▶ Problem description
Every record here should be printed again exactly.

━━ Input records ━━

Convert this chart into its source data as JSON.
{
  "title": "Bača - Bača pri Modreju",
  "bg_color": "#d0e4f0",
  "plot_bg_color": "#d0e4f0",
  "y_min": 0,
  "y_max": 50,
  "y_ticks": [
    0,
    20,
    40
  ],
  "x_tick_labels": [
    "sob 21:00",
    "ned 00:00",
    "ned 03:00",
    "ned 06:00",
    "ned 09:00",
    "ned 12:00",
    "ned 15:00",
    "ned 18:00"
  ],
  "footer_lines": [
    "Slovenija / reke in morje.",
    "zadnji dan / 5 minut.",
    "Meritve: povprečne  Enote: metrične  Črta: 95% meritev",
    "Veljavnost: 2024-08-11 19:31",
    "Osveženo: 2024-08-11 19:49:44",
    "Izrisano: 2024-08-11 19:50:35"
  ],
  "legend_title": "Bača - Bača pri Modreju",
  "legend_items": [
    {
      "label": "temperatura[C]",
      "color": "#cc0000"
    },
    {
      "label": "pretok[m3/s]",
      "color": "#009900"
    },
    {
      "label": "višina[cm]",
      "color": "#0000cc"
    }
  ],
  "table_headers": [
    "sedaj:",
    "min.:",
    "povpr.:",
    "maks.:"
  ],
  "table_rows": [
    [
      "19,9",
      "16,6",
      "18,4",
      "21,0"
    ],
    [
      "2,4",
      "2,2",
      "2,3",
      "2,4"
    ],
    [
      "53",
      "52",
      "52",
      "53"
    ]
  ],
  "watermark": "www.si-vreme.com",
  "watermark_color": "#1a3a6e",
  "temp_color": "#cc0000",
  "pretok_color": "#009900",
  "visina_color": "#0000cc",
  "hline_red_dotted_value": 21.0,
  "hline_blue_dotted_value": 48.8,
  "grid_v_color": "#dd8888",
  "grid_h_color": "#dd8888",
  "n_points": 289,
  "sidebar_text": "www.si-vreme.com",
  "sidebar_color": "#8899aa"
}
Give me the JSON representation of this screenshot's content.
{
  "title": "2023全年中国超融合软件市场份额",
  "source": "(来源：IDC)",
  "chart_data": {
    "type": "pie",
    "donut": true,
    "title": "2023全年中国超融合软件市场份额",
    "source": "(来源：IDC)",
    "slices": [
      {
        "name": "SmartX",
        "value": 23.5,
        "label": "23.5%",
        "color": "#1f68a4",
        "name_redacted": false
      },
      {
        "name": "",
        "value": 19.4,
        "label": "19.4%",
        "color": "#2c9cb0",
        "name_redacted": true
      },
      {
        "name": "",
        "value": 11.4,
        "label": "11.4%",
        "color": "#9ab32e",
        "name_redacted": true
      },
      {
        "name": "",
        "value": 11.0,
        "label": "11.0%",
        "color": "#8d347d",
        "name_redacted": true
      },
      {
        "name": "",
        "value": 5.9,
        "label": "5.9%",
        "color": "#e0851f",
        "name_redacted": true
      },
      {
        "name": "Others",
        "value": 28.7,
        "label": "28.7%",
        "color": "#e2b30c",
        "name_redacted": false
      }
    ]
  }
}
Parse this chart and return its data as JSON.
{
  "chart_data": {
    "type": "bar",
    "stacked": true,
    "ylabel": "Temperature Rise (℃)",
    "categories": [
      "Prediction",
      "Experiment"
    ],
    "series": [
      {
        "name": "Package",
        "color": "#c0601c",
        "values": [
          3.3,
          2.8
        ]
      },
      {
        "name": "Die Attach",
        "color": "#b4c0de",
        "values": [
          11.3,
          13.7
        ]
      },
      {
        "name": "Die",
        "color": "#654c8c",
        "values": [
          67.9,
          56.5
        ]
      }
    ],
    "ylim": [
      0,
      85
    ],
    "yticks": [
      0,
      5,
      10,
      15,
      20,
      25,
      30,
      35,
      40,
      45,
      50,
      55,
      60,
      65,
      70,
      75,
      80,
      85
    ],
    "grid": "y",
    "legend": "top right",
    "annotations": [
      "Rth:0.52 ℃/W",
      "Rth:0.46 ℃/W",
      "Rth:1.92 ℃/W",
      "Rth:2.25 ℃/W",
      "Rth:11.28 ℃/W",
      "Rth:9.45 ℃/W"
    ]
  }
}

━━━

▶ Finished task
Convert this chart into its source data as JSON.
{
  "title": "Bača - Bača pri Modreju",
  "bg_color": "#d0e4f0",
  "plot_bg_color": "#d0e4f0",
  "y_min": 0,
  "y_max": 50,
  "y_ticks": [
    0,
    20,
    40
  ],
  "x_tick_labels": [
    "sob 21:00",
    "ned 00:00",
    "ned 03:00",
    "ned 06:00",
    "ned 09:00",
    "ned 12:00",
    "ned 15:00",
    "ned 18:00"
  ],
  "footer_lines": [
    "Slovenija / reke in morje.",
    "zadnji dan / 5 minut.",
    "Meritve: povprečne  Enote: metrične  Črta: 95% meritev",
    "Veljavnost: 2024-08-11 19:31",
    "Osveženo: 2024-08-11 19:49:44",
    "Izrisano: 2024-08-11 19:50:35"
  ],
  "legend_title": "Bača - Bača pri Modreju",
  "legend_items": [
    {
      "label": "temperatura[C]",
      "color": "#cc0000"
    },
    {
      "label": "pretok[m3/s]",
      "color": "#009900"
    },
    {
      "label": "višina[cm]",
      "color": "#0000cc"
    }
  ],
  "table_headers": [
    "sedaj:",
    "min.:",
    "povpr.:",
    "maks.:"
  ],
  "table_rows": [
    [
      "19,9",
      "16,6",
      "18,4",
      "21,0"
    ],
    [
      "2,4",
      "2,2",
      "2,3",
      "2,4"
    ],
    [
      "53",
      "52",
      "52",
      "53"
    ]
  ],
  "watermark": "www.si-vreme.com",
  "watermark_color": "#1a3a6e",
  "temp_color": "#cc0000",
  "pretok_color": "#009900",
  "visina_color": "#0000cc",
  "hline_red_dotted_value": 21.0,
  "hline_blue_dotted_value": 48.8,
  "grid_v_color": "#dd8888",
  "grid_h_color": "#dd8888",
  "n_points": 289,
  "sidebar_text": "www.si-vreme.com",
  "sidebar_color": "#8899aa"
}
Give me the JSON representation of this screenshot's content.
{
  "title": "2023全年中国超融合软件市场份额",
  "source": "(来源：IDC)",
  "chart_data": {
    "type": "pie",
    "donut": true,
    "title": "2023全年中国超融合软件市场份额",
    "source": "(来源：IDC)",
    "slices": [
      {
        "name": "SmartX",
        "value": 23.5,
        "label": "23.5%",
        "color": "#1f68a4",
        "name_redacted": false
      },
      {
        "name": "",
        "value": 19.4,
        "label": "19.4%",
        "color": "#2c9cb0",
        "name_redacted": true
      },
      {
        "name": "",
        "value": 11.4,
        "label": "11.4%",
        "color": "#9ab32e",
        "name_redacted": true
      },
      {
        "name": "",
        "value": 11.0,
        "label": "11.0%",
        "color": "#8d347d",
        "name_redacted": true
      },
      {
        "name": "",
        "value": 5.9,
        "label": "5.9%",
        "color": "#e0851f",
        "name_redacted": true
      },
      {
        "name": "Others",
        "value": 28.7,
        "label": "28.7%",
        "color": "#e2b30c",
        "name_redacted": false
      }
    ]
  }
}
Parse this chart and return its data as JSON.
{
  "chart_data": {
    "type": "bar",
    "stacked": true,
    "ylabel": "Temperature Rise (℃)",
    "categories": [
      "Prediction",
      "Experiment"
    ],
    "series": [
      {
        "name": "Package",
        "color": "#c0601c",
        "values": [
          3.3,
          2.8
        ]
      },
      {
        "name": "Die Attach",
        "color": "#b4c0de",
        "values": [
          11.3,
          13.7
        ]
      },
      {
        "name": "Die",
        "color": "#654c8c",
        "values": [
          67.9,
          56.5
        ]
      }
    ],
    "ylim": [
      0,
      85
    ],
    "yticks": [
      0,
      5,
      10,
      15,
      20,
      25,
      30,
      35,
      40,
      45,
      50,
      55,
      60,
      65,
      70,
      75,
      80,
      85
    ],
    "grid": "y",
    "legend": "top right",
    "annotations": [
      "Rth:0.52 ℃/W",
      "Rth:0.46 ℃/W",
      "Rth:1.92 ℃/W",
      "Rth:2.25 ℃/W",
      "Rth:11.28 ℃/W",
      "Rth:9.45 ℃/W"
    ]
  }
}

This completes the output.